### What this task involves
Gather every line in the records below that contains the word "background".

::::::

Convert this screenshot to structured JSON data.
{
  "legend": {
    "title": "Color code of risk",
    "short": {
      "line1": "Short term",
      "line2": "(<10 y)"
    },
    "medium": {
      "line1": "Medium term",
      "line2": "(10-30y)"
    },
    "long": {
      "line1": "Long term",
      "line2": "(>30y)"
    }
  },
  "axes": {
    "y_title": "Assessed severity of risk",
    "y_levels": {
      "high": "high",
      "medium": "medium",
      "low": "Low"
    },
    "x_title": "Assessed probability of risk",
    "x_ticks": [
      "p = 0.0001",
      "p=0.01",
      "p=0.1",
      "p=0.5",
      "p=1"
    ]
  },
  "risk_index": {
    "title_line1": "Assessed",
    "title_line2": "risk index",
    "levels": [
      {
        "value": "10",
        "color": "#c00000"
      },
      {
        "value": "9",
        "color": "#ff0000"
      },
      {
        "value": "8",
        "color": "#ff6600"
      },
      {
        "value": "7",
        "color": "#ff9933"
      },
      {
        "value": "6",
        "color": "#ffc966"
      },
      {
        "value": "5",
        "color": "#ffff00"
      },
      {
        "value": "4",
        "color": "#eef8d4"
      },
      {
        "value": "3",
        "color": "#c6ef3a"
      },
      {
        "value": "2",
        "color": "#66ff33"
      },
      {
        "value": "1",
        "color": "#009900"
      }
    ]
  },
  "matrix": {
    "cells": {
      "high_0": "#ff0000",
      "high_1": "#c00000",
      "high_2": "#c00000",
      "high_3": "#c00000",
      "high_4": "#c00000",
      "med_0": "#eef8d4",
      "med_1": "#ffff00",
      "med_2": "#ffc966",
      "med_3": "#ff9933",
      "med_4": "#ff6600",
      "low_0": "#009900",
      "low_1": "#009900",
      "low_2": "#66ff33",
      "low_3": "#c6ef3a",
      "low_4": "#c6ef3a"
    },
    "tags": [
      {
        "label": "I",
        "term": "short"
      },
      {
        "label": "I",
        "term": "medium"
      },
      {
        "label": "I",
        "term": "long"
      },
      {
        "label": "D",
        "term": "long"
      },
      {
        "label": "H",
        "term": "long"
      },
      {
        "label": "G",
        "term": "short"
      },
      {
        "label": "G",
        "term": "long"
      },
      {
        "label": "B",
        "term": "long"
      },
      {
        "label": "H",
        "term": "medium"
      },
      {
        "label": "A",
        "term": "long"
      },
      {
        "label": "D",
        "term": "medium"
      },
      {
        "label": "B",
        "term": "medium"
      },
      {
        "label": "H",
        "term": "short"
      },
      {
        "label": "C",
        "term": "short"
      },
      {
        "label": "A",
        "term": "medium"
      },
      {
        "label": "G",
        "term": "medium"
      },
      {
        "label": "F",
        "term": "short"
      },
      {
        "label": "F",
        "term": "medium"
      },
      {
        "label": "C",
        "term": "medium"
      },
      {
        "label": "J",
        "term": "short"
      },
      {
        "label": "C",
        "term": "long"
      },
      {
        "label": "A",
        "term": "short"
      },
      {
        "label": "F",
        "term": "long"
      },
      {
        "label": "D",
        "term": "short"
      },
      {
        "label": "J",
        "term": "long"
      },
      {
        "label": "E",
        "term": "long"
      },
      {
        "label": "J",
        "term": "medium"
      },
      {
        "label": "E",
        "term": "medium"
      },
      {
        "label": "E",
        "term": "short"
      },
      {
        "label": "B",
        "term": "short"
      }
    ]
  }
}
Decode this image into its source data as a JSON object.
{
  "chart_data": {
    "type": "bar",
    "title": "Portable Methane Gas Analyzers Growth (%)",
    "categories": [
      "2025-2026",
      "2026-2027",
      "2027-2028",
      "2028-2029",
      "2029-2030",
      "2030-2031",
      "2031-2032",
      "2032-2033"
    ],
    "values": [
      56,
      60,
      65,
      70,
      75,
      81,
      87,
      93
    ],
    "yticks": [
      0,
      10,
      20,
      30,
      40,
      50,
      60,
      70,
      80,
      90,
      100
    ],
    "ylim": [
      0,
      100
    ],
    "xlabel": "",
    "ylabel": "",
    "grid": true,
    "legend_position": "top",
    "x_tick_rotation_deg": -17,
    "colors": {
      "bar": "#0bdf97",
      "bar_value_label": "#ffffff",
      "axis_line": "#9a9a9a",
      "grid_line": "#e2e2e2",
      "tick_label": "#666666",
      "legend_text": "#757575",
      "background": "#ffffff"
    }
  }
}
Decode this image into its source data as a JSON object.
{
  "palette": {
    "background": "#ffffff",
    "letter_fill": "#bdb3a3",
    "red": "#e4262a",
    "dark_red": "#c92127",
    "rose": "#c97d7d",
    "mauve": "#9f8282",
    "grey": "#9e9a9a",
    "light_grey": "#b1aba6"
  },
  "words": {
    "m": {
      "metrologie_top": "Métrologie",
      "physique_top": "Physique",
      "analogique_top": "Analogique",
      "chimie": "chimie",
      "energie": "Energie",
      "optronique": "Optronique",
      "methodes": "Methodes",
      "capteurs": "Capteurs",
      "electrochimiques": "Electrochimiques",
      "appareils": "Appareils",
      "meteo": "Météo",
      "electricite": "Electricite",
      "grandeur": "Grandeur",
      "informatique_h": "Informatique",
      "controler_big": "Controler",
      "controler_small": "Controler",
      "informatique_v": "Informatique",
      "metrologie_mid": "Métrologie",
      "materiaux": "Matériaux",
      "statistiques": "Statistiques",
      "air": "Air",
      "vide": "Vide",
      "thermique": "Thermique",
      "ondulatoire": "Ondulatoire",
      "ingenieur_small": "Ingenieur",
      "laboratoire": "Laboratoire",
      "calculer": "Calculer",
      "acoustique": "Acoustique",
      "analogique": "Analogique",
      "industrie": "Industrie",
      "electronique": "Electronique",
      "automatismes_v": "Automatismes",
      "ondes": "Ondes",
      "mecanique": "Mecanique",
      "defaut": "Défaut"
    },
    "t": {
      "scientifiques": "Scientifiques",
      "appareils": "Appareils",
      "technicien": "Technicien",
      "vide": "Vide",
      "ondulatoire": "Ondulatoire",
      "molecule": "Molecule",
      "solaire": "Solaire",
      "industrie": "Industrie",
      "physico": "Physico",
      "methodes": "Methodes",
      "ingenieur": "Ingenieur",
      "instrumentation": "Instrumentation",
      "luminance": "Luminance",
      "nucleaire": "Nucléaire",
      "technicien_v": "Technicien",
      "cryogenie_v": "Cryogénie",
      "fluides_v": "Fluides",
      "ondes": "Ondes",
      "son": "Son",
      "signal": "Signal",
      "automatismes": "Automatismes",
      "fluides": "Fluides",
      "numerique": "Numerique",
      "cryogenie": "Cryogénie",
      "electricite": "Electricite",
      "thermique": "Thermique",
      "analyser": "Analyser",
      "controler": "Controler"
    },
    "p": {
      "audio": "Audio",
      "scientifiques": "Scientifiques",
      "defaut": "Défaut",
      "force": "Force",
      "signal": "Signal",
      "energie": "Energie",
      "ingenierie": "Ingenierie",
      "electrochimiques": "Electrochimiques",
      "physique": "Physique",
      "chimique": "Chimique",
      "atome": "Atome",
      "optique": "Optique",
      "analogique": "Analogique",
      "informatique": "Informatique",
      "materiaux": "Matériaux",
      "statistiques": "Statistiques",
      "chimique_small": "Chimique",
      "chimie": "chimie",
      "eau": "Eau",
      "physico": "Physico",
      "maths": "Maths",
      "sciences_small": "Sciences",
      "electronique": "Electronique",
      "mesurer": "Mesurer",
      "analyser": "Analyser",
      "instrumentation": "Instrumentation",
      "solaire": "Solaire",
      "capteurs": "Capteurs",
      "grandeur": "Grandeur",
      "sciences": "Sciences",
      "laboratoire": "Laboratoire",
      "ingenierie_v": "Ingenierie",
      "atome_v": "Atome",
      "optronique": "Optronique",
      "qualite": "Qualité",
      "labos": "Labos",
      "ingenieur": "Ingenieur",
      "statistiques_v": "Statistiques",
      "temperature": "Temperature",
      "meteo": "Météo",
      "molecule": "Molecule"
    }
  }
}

::::::

### Correct answer
      "background": "#ffffff"
    "background": "#ffffff",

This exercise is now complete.